While (there are two people who haven't met):
Consider the graph where each node is a guest and edge (A, B) exists if A and B have NOT sat at the same table. Find all the connected components of this graph. If there are any connected components of size < tablesize, schedule those connected components at tables. Note that even this is actually an instance of a hard problem known as Bin packing, but first fit decreasing will probably be fine, which can be accomplished by sorting the connected components in order of biggest to smallest, and then putting them each of them in turn at the first table where they fit.
Perform a random permutation of the remaining elements. (In other words, seat the remaining people randomly, which at first will be everyone.)
Increment counter indicating number of rounds.
Repeat the above for a while until the number of rounds seems to converge.

MATERIAL SHOWN -
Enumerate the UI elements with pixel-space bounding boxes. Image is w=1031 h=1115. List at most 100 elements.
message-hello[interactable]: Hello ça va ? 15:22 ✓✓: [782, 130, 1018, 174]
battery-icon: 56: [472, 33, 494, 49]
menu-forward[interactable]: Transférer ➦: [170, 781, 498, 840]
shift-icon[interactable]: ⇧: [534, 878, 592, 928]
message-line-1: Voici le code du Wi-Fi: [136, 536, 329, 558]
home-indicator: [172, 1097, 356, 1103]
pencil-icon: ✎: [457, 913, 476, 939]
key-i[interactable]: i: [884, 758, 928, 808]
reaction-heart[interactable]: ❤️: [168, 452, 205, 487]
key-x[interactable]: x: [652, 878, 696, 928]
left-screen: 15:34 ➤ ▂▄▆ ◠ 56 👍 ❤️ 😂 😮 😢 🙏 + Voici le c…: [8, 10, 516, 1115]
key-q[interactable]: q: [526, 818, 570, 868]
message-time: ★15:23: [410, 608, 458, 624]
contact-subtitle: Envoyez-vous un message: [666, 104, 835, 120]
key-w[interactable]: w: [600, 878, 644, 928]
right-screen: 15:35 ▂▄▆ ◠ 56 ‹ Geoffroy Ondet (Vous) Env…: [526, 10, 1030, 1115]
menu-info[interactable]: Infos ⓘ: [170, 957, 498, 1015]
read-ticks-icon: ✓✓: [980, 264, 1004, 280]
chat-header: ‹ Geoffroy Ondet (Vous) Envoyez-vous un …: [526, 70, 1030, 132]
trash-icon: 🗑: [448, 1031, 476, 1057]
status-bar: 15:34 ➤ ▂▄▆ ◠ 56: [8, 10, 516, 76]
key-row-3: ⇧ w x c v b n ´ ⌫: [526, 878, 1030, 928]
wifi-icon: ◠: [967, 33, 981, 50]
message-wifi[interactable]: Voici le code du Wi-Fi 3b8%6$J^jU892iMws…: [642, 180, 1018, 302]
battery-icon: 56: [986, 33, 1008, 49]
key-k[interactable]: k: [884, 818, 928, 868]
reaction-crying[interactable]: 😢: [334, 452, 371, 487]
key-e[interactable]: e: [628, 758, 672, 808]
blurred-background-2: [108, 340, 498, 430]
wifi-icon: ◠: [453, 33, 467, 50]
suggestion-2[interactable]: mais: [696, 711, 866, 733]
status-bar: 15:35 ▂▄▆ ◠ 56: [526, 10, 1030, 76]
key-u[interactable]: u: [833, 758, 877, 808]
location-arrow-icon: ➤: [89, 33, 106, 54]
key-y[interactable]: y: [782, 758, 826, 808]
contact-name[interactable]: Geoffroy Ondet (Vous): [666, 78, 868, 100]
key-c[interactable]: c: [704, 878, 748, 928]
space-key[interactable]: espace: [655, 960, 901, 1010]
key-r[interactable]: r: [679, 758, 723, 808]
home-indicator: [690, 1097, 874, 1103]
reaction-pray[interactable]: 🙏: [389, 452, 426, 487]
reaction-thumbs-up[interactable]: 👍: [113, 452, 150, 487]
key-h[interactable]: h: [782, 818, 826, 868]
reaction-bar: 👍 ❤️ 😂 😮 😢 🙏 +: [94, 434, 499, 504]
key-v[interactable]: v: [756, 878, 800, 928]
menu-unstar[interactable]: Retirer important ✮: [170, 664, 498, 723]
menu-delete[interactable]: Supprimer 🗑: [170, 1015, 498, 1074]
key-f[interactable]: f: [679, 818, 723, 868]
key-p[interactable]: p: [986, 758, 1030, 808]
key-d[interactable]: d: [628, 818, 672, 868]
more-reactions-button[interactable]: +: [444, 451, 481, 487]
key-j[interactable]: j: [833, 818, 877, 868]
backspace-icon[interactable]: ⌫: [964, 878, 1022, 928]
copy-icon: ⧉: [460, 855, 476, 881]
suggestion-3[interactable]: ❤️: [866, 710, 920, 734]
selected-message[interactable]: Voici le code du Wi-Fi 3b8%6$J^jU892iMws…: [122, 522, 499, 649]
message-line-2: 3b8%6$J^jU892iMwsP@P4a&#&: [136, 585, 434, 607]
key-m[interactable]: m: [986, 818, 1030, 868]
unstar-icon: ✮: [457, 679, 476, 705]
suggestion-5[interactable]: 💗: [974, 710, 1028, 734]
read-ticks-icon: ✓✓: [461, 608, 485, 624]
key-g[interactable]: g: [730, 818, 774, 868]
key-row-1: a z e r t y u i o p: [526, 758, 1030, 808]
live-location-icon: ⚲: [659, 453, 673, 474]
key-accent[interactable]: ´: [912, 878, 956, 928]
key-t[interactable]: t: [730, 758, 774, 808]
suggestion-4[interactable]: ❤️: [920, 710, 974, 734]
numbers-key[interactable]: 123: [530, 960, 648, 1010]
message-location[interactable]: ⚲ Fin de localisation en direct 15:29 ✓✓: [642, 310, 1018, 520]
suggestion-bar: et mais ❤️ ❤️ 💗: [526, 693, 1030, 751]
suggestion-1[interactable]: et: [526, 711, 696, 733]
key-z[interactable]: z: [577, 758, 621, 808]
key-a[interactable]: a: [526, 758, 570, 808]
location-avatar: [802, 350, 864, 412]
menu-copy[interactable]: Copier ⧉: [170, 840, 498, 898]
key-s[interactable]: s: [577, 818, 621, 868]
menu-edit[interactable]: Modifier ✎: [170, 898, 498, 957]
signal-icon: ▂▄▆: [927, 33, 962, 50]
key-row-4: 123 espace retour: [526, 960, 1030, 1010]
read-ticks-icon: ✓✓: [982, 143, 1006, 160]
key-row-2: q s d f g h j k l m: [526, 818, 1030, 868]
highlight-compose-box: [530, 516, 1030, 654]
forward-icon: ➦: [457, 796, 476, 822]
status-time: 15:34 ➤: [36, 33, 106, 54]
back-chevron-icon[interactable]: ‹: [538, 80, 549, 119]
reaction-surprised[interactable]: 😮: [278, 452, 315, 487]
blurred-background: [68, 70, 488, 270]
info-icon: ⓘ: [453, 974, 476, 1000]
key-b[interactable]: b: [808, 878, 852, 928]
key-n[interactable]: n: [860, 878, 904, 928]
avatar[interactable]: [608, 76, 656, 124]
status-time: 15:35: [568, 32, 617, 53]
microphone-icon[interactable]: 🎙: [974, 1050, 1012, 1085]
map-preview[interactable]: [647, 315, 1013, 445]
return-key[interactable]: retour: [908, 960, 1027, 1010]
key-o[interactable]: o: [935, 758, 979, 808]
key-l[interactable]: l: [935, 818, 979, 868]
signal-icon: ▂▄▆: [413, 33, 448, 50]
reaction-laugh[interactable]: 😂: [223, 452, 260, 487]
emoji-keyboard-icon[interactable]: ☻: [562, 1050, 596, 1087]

EXERCISE DIRECTIONS - Print the seating algorithm text word for word between "While (there are" and "number of rounds.", inclusive. The items are independent material, unrelated to the seating algorithm.

REPLY -
While (there are two people who haven't met):
Consider the graph where each node is a guest and edge (A, B) exists if A and B have NOT sat at the same table. Find all the connected components of this graph. If there are any connected components of size < tablesize, schedule those connected components at tables. Note that even this is actually an instance of a hard problem known as Bin packing, but first fit decreasing will probably be fine, which can be accomplished by sorting the connected components in order of biggest to smallest, and then putting them each of them in turn at the first table where they fit.
Perform a random permutation of the remaining elements. (In other words, seat the remaining people randomly, which at first will be everyone.)
Increment counter indicating number of rounds.